We do not find here the exceptional circumstances that would favor our exercise of discretionary review over our application of the rule requiring issues to be raised below in the first instance.

E. Permissive Intervention pursuant to GRCP 24(b)

Cho and TPLLC contend the Superior Court abused its discretion in denying permissive intervention. Rule 24(b) governs permissive intervention, providing that upon timely application, anyone may be permitted to intervene in an action when an applicant's claim or defense and the main action have a question of law or fact in common. GRCP 24(b). The Rule goes on to state that "[i]n exercising its discretion, the court shall consider whether the intervention will unduly delay or prejudice the adjudication of the rights of the original parties." Id.

» **Dataset excerpt**:
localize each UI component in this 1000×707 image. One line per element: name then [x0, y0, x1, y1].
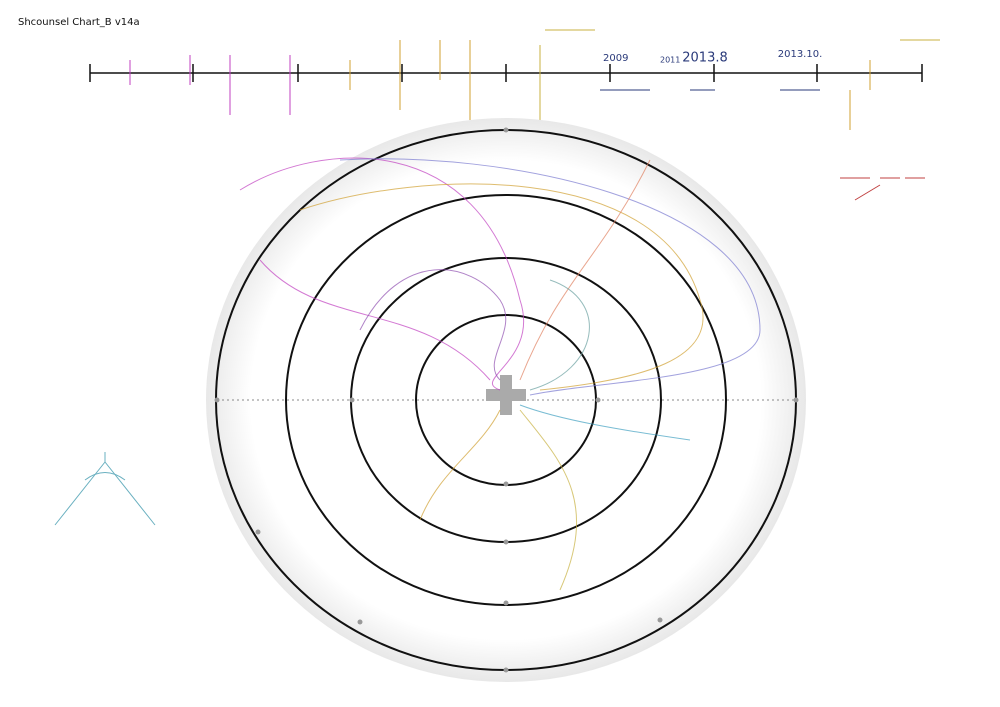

» **Objectives**:
**A.** Answer these questions using the excerpt on permissive intervention:
(i) What does the court say it does not find here?
(ii) Who contends that the Superior Court abused its discretion in denying permissive intervention?
(iii) Under Rule 24(b), what must the court consider when it exercises its discretion?
**B.** From the excerpt on permissive intervention, reproduce word for word the passage that begins with the words "We do not find" and ends with "to GRCP 24(b)".
**C.** Carry on the court's discussion of permissive intervention under GRCP 24(b) from the point where the excerpt stops.

» **Answers by task**:
**A.**
(i) The exceptional circumstances that would favor the court's exercise of discretionary review over its application of the rule requiring issues to be raised below in the first instance.
(ii) Cho and TPLLC.
(iii) Whether the intervention will unduly delay or prejudice the adjudication of the rights of the original parties.

**B.**
We do not find here the exceptional circumstances that would favor our exercise of discretionary review over our application of the rule requiring issues to be raised below in the first instance.

E. Permissive Intervention pursuant to GRCP 24(b)

**C.**
Rule 24(b) intervention often depends on factors with which the trial court is most familiar. See Sierra Club, 709 F.2d at 176-77 (stating that the trial court might properly take into account factors such as encumbrance of the proceeding and undue delay under Rule 24(b)). A decision to grant or deny permissive intervention "is wholly discretionary with the [lower] court . . . even though there is a common question of law or fact, or the requirements of Rule 24(b) are otherwise satisfied." Guam Music, 2009 Guam 7 P 9. On the other hand, an abuse of discretion occurs if the trial court bases its decision on an erroneous legal standard or on clearly erroneous findings of fact. San Miguel v. Dep't of Pub. Works, 2008 Guam 3 P 18.

The Superior Court found that permissive intervention was unwarranted due to the absence of any common questions of law or fact between the Proposed Intervenors' claims or defenses and the present action. ER at 71 (Dec. & Order, Feb. 19, 2008):

As stated above, the MOA [litigation agreement] and the sale agreement are two distinct and unrelated transactions involving different parties. Any claim or defense asserted by the Proposed Intervenors would only relate to the MOA since they were not parties to the sale agreement. The issues relating to the present action, i.e. the breach of the sale agreement, etc., has [sic] nothing to do with the issues related to the MOA.

Id.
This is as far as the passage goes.